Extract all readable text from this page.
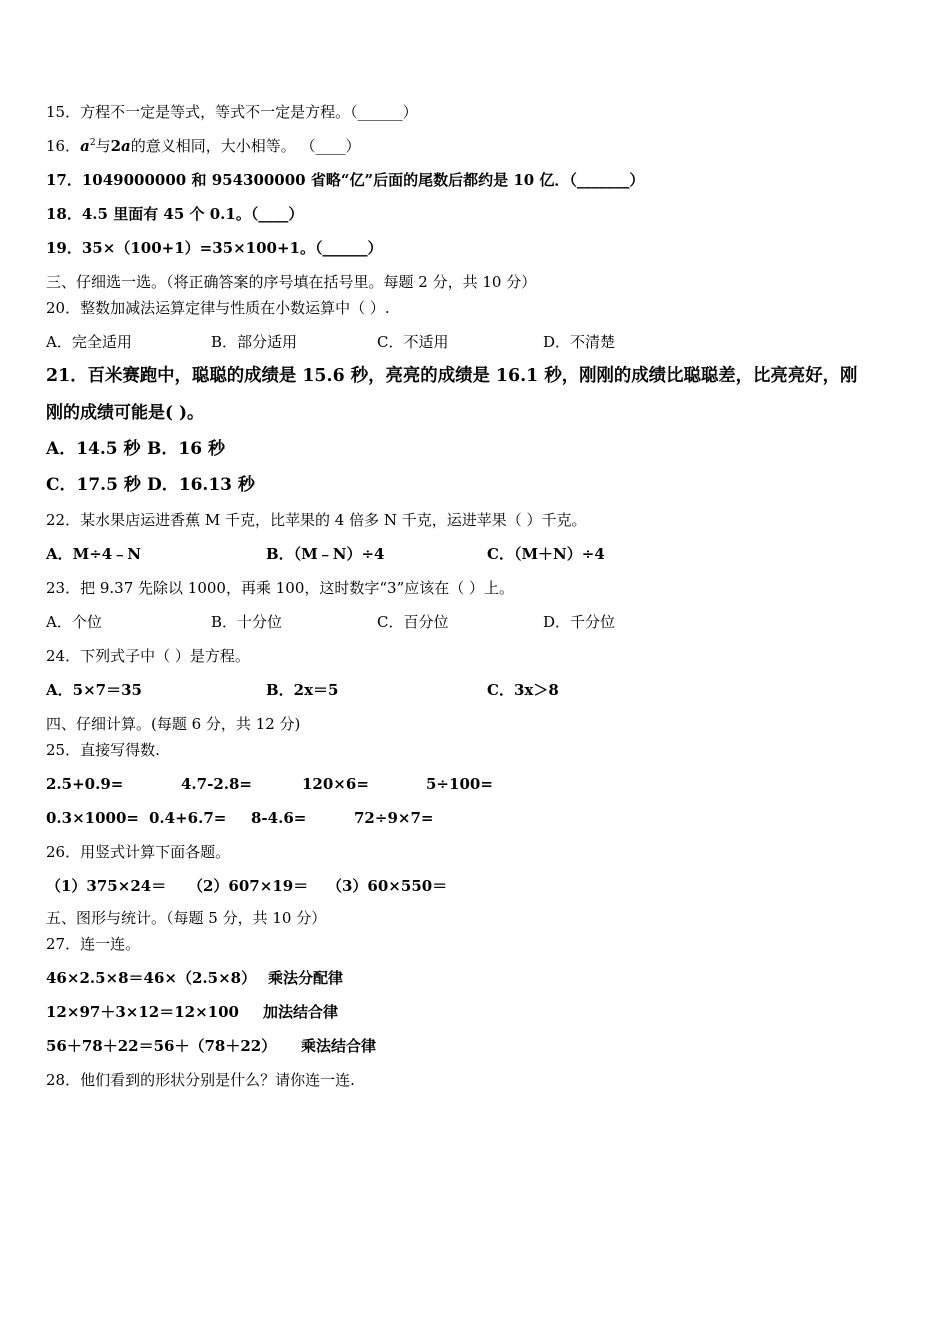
15．方程不一定是等式，等式不一定是方程。（______）
16．$a^2$与2a的意义相同，大小相等。 （____）
17．1049000000 和 954300000 省略“亿”后面的尾数后都约是 10 亿．（_______）
18．4.5 里面有 45 个 0.1。（____）
19．35×（100+1）=35×100+1。（______）
三、仔细选一选。（将正确答案的序号填在括号里。每题 2 分，共 10 分）
20．整数加减法运算定律与性质在小数运算中（ ）.
A．完全适用	B．部分适用	C．不适用	D．不清楚
21．百米赛跑中，聪聪的成绩是 15.6 秒，亮亮的成绩是 16.1 秒，刚刚的成绩比聪聪差，比亮亮好，刚
刚的成绩可能是( )。
A．14.5 秒 B．16 秒
C．17.5 秒 D．16.13 秒
22．某水果店运进香蕉 M 千克，比苹果的 4 倍多 N 千克，运进苹果（ ）千克。
A．M÷4﹣N	B．（M﹣N）÷4	C．（M＋N）÷4
23．把 9.37 先除以 1000，再乘 100，这时数字“3”应该在（ ）上。
A．个位	B．十分位	C．百分位	D．千分位
24．下列式子中（ ）是方程。
A．5×7＝35	B．2x＝5	C．3x＞8
四、仔细计算。(每题 6 分，共 12 分)
25．直接写得数.
2.5+0.9=	4.7-2.8=	120×6=	5÷100=
0.3×1000= 0.4+6.7= 8-4.6=	72÷9×7=
26．用竖式计算下面各题。
（1）375×24＝ （2）607×19＝ （3）60×550＝
五、图形与统计。（每题 5 分，共 10 分）
27．连一连。
46×2.5×8＝46×（2.5×8） 乘法分配律
12×97＋3×12＝12×100 加法结合律
56＋78＋22＝56＋（78＋22） 乘法结合律
28．他们看到的形状分别是什么？请你连一连.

## Stated exercise:
Output all the records, word for word, with no pictures in the copy.

## The response:
Extract all readable text from this page.
15．方程不一定是等式，等式不一定是方程。（______）
16．$a^2$与2a的意义相同，大小相等。 （____）
17．1049000000 和 954300000 省略“亿”后面的尾数后都约是 10 亿．（_______）
18．4.5 里面有 45 个 0.1。（____）
19．35×（100+1）=35×100+1。（______）
三、仔细选一选。（将正确答案的序号填在括号里。每题 2 分，共 10 分）
20．整数加减法运算定律与性质在小数运算中（ ）.
A．完全适用	B．部分适用	C．不适用	D．不清楚
21．百米赛跑中，聪聪的成绩是 15.6 秒，亮亮的成绩是 16.1 秒，刚刚的成绩比聪聪差，比亮亮好，刚
刚的成绩可能是( )。
A．14.5 秒 B．16 秒
C．17.5 秒 D．16.13 秒
22．某水果店运进香蕉 M 千克，比苹果的 4 倍多 N 千克，运进苹果（ ）千克。
A．M÷4﹣N	B．（M﹣N）÷4	C．（M＋N）÷4
23．把 9.37 先除以 1000，再乘 100，这时数字“3”应该在（ ）上。
A．个位	B．十分位	C．百分位	D．千分位
24．下列式子中（ ）是方程。
A．5×7＝35	B．2x＝5	C．3x＞8
四、仔细计算。(每题 6 分，共 12 分)
25．直接写得数.
2.5+0.9=	4.7-2.8=	120×6=	5÷100=
0.3×1000= 0.4+6.7= 8-4.6=	72÷9×7=
26．用竖式计算下面各题。
（1）375×24＝ （2）607×19＝ （3）60×550＝
五、图形与统计。（每题 5 分，共 10 分）
27．连一连。
46×2.5×8＝46×（2.5×8） 乘法分配律
12×97＋3×12＝12×100 加法结合律
56＋78＋22＝56＋（78＋22） 乘法结合律
28．他们看到的形状分别是什么？请你连一连.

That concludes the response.